++++ SUPPLIED DATA

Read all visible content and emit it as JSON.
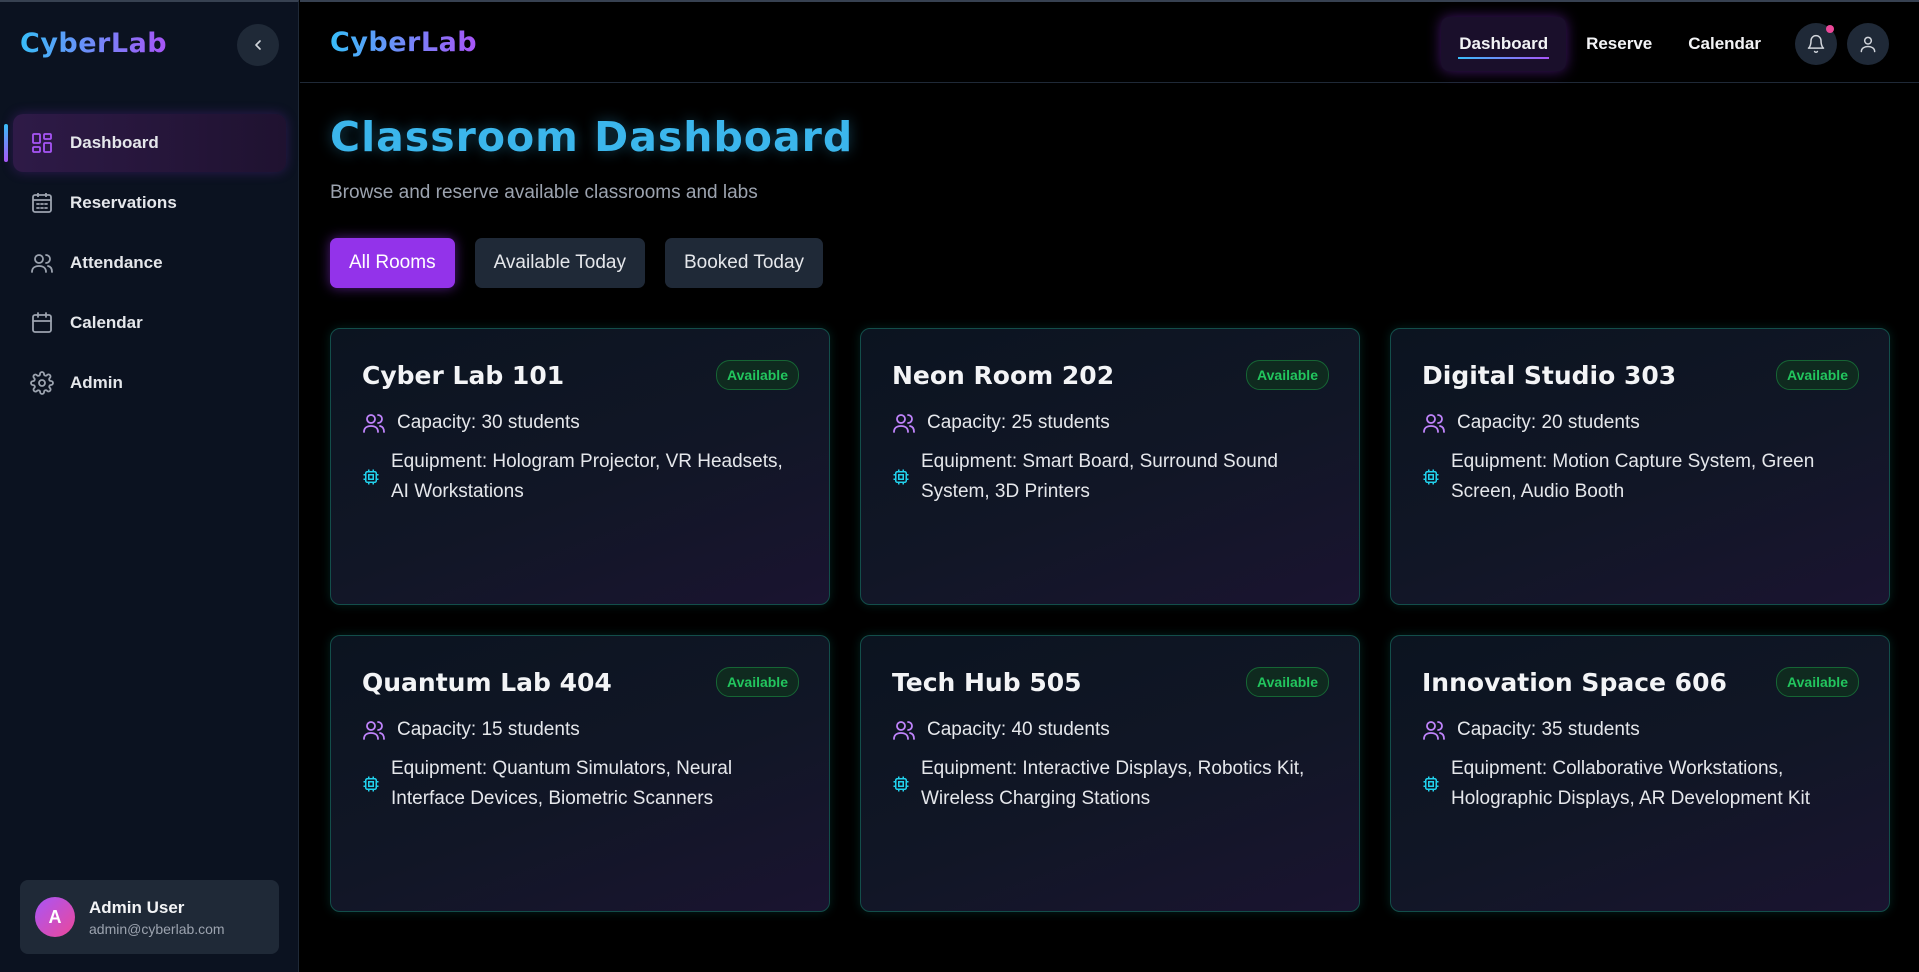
{
  "app": {
    "logo": "CyberLab"
  },
  "sidebar": {
    "items": [
      {
        "label": "Dashboard",
        "icon": "dashboard-icon",
        "active": true
      },
      {
        "label": "Reservations",
        "icon": "calendar-grid-icon"
      },
      {
        "label": "Attendance",
        "icon": "users-icon"
      },
      {
        "label": "Calendar",
        "icon": "calendar-icon"
      },
      {
        "label": "Admin",
        "icon": "gear-icon"
      }
    ],
    "user": {
      "initial": "A",
      "name": "Admin User",
      "email": "admin@cyberlab.com"
    }
  },
  "topbar": {
    "logo": "CyberLab",
    "links": [
      {
        "label": "Dashboard",
        "active": true
      },
      {
        "label": "Reserve"
      },
      {
        "label": "Calendar"
      }
    ]
  },
  "main": {
    "title": "Classroom Dashboard",
    "subtitle": "Browse and reserve available classrooms and labs",
    "filters": [
      {
        "label": "All Rooms",
        "active": true
      },
      {
        "label": "Available Today"
      },
      {
        "label": "Booked Today"
      }
    ],
    "rooms": [
      {
        "name": "Cyber Lab 101",
        "status": "Available",
        "capacity": "Capacity: 30 students",
        "equipment": "Equipment: Hologram Projector, VR Headsets, AI Workstations"
      },
      {
        "name": "Neon Room 202",
        "status": "Available",
        "capacity": "Capacity: 25 students",
        "equipment": "Equipment: Smart Board, Surround Sound System, 3D Printers"
      },
      {
        "name": "Digital Studio 303",
        "status": "Available",
        "capacity": "Capacity: 20 students",
        "equipment": "Equipment: Motion Capture System, Green Screen, Audio Booth"
      },
      {
        "name": "Quantum Lab 404",
        "status": "Available",
        "capacity": "Capacity: 15 students",
        "equipment": "Equipment: Quantum Simulators, Neural Interface Devices, Biometric Scanners"
      },
      {
        "name": "Tech Hub 505",
        "status": "Available",
        "capacity": "Capacity: 40 students",
        "equipment": "Equipment: Interactive Displays, Robotics Kit, Wireless Charging Stations"
      },
      {
        "name": "Innovation Space 606",
        "status": "Available",
        "capacity": "Capacity: 35 students",
        "equipment": "Equipment: Collaborative Workstations, Holographic Displays, AR Development Kit"
      }
    ]
  },
  "colors": {
    "accent": "#9333ea",
    "cyan": "#38bdf8",
    "available": "#22c55e",
    "notification": "#ec4899"
  }
}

++++++++

WHAT THE TASK REQUIRES - Omit each picture, then return all of the listing exactly as it stands.

FINAL RESULT -
Read all visible content and emit it as JSON.
{
  "app": {
    "logo": "CyberLab"
  },
  "sidebar": {
    "items": [
      {
        "label": "Dashboard",
        "icon": "dashboard-icon",
        "active": true
      },
      {
        "label": "Reservations",
        "icon": "calendar-grid-icon"
      },
      {
        "label": "Attendance",
        "icon": "users-icon"
      },
      {
        "label": "Calendar",
        "icon": "calendar-icon"
      },
      {
        "label": "Admin",
        "icon": "gear-icon"
      }
    ],
    "user": {
      "initial": "A",
      "name": "Admin User",
      "email": "admin@cyberlab.com"
    }
  },
  "topbar": {
    "logo": "CyberLab",
    "links": [
      {
        "label": "Dashboard",
        "active": true
      },
      {
        "label": "Reserve"
      },
      {
        "label": "Calendar"
      }
    ]
  },
  "main": {
    "title": "Classroom Dashboard",
    "subtitle": "Browse and reserve available classrooms and labs",
    "filters": [
      {
        "label": "All Rooms",
        "active": true
      },
      {
        "label": "Available Today"
      },
      {
        "label": "Booked Today"
      }
    ],
    "rooms": [
      {
        "name": "Cyber Lab 101",
        "status": "Available",
        "capacity": "Capacity: 30 students",
        "equipment": "Equipment: Hologram Projector, VR Headsets, AI Workstations"
      },
      {
        "name": "Neon Room 202",
        "status": "Available",
        "capacity": "Capacity: 25 students",
        "equipment": "Equipment: Smart Board, Surround Sound System, 3D Printers"
      },
      {
        "name": "Digital Studio 303",
        "status": "Available",
        "capacity": "Capacity: 20 students",
        "equipment": "Equipment: Motion Capture System, Green Screen, Audio Booth"
      },
      {
        "name": "Quantum Lab 404",
        "status": "Available",
        "capacity": "Capacity: 15 students",
        "equipment": "Equipment: Quantum Simulators, Neural Interface Devices, Biometric Scanners"
      },
      {
        "name": "Tech Hub 505",
        "status": "Available",
        "capacity": "Capacity: 40 students",
        "equipment": "Equipment: Interactive Displays, Robotics Kit, Wireless Charging Stations"
      },
      {
        "name": "Innovation Space 606",
        "status": "Available",
        "capacity": "Capacity: 35 students",
        "equipment": "Equipment: Collaborative Workstations, Holographic Displays, AR Development Kit"
      }
    ]
  },
  "colors": {
    "accent": "#9333ea",
    "cyan": "#38bdf8",
    "available": "#22c55e",
    "notification": "#ec4899"
  }
}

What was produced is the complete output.